(Data items)
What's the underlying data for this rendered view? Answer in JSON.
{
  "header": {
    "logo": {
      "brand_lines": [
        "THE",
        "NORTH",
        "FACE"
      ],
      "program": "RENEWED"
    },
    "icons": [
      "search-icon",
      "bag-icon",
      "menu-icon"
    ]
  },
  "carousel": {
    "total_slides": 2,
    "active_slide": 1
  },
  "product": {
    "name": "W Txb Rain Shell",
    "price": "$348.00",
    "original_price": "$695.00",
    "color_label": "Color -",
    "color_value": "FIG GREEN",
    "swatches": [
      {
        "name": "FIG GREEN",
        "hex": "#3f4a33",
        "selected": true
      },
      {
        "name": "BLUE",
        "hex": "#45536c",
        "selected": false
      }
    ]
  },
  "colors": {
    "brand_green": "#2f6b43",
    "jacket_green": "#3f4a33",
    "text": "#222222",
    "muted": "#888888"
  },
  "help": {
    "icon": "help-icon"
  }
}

• The request:
Everything in the listing above should be restated exactly.

• Solution:
What's the underlying data for this rendered view? Answer in JSON.
{
  "header": {
    "logo": {
      "brand_lines": [
        "THE",
        "NORTH",
        "FACE"
      ],
      "program": "RENEWED"
    },
    "icons": [
      "search-icon",
      "bag-icon",
      "menu-icon"
    ]
  },
  "carousel": {
    "total_slides": 2,
    "active_slide": 1
  },
  "product": {
    "name": "W Txb Rain Shell",
    "price": "$348.00",
    "original_price": "$695.00",
    "color_label": "Color -",
    "color_value": "FIG GREEN",
    "swatches": [
      {
        "name": "FIG GREEN",
        "hex": "#3f4a33",
        "selected": true
      },
      {
        "name": "BLUE",
        "hex": "#45536c",
        "selected": false
      }
    ]
  },
  "colors": {
    "brand_green": "#2f6b43",
    "jacket_green": "#3f4a33",
    "text": "#222222",
    "muted": "#888888"
  },
  "help": {
    "icon": "help-icon"
  }
}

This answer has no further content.